YOUR OBJECTIVE | Copy every line that holds "процесса".

PROVIDED RECORDS |
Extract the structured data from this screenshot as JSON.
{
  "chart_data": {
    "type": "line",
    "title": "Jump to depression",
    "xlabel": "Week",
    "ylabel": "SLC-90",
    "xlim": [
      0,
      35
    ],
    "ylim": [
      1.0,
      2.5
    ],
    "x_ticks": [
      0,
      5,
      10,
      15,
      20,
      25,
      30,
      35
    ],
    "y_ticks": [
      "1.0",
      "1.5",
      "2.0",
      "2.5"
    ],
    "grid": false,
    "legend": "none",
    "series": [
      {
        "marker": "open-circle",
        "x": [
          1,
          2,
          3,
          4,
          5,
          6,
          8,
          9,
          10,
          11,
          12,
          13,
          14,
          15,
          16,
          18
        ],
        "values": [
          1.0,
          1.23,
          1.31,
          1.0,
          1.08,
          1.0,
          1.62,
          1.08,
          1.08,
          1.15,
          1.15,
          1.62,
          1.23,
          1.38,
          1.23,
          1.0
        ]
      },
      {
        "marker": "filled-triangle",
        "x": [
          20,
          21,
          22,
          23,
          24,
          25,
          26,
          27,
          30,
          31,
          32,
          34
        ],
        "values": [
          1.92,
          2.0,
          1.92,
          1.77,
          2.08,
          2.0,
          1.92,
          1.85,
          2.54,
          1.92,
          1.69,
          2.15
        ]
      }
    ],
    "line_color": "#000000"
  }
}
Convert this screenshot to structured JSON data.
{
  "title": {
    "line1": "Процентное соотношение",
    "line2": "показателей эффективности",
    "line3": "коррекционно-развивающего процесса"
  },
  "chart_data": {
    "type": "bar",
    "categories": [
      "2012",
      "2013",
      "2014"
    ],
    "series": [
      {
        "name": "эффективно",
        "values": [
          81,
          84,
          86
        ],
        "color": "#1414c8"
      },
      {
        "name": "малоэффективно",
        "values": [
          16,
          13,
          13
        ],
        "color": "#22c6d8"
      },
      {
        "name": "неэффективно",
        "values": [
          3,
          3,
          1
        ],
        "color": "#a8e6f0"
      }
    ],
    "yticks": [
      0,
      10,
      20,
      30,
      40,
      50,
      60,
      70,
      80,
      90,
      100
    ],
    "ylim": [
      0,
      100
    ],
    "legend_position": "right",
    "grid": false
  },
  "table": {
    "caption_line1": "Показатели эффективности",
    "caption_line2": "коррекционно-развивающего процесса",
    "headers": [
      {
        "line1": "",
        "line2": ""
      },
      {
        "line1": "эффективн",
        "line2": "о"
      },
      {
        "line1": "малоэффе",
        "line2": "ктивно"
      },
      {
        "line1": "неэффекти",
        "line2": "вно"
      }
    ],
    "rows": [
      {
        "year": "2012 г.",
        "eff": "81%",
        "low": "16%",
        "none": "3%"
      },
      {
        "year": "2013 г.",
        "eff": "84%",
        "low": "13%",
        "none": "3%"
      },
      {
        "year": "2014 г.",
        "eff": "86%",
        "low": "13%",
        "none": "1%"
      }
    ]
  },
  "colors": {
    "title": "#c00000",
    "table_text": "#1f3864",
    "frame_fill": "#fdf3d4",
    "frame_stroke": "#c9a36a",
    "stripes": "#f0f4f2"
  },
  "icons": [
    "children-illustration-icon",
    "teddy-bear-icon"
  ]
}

TASK RESPONSE |
    "line3": "коррекционно-развивающего процесса"
    "caption_line2": "коррекционно-развивающего процесса",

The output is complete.